**AIM OF THE TASK:** Search the data below for the word "Business" and copy each line that holds it.

**SUPPLIED RECORDS:**
*****

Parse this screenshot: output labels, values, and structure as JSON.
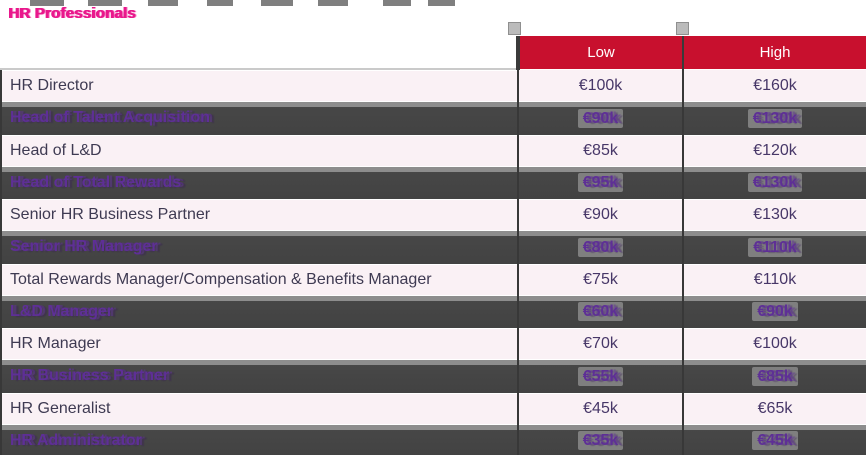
{
  "page": {
    "title": "HR Professionals"
  },
  "table": {
    "columns": {
      "low": "Low",
      "high": "High"
    },
    "rows": [
      {
        "role": "HR Director",
        "low": "€100k",
        "high": "€160k"
      },
      {
        "role": "Head of Talent Acquisition",
        "low": "€90k",
        "high": "€130k"
      },
      {
        "role": "Head of L&D",
        "low": "€85k",
        "high": "€120k"
      },
      {
        "role": "Head of Total Rewards",
        "low": "€95k",
        "high": "€130k"
      },
      {
        "role": "Senior HR Business Partner",
        "low": "€90k",
        "high": "€130k"
      },
      {
        "role": "Senior HR Manager",
        "low": "€80k",
        "high": "€110k"
      },
      {
        "role": "Total Rewards Manager/Compensation & Benefits Manager",
        "low": "€75k",
        "high": "€110k"
      },
      {
        "role": "L&D Manager",
        "low": "€60k",
        "high": "€90k"
      },
      {
        "role": "HR Manager",
        "low": "€70k",
        "high": "€100k"
      },
      {
        "role": "HR Business Partner",
        "low": "€55k",
        "high": "€85k"
      },
      {
        "role": "HR Generalist",
        "low": "€45k",
        "high": "€65k"
      },
      {
        "role": "HR Administrator",
        "low": "€35k",
        "high": "€45k"
      }
    ]
  },
  "colors": {
    "title": "#E9188C",
    "header_bg": "#C8102E",
    "header_text": "#FFFFFF",
    "row_light_bg": "#FAF1F5",
    "row_dark_bg": "#474747",
    "row_dark_strip": "#8D8D8D",
    "role_text": "#3E3A52",
    "value_text": "#473768",
    "dark_row_text": "#5E2F96",
    "grid_border": "#383838"
  }
}
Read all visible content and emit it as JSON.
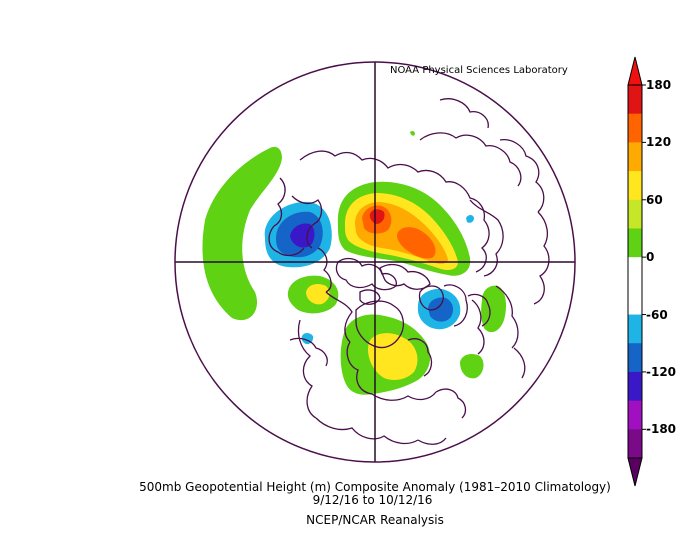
{
  "credit": "NOAA Physical Sciences Laboratory",
  "caption": {
    "line1": "500mb Geopotential Height (m) Composite Anomaly (1981–2010 Climatology)",
    "line2": "9/12/16   to 10/12/16",
    "line3": "NCEP/NCAR Reanalysis"
  },
  "colorbar": {
    "ticks": [
      "180",
      "120",
      "60",
      "0",
      "-60",
      "-120",
      "-180"
    ],
    "segments": [
      "#7a0a87",
      "#a010c0",
      "#3a18c8",
      "#1565c8",
      "#1eb4e6",
      "#ffffff",
      "#ffffff",
      "#5fd214",
      "#c6e628",
      "#ffe61e",
      "#ffaa00",
      "#ff6400",
      "#e01414"
    ]
  },
  "projection": "polar-stereographic",
  "anomaly_colors": {
    "strong_negative": "#3a18c8",
    "negative": "#1565c8",
    "weak_negative": "#1eb4e6",
    "weak_positive": "#5fd214",
    "moderate_positive": "#ffe61e",
    "positive": "#ffaa00",
    "strong_positive": "#ff6400",
    "very_strong_positive": "#e01414"
  },
  "coastline_color": "#4a0f4a"
}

*****

**FINISHED ANSWER:**
        "role": "Senior HR Business Partner",
        "role": "HR Business Partner",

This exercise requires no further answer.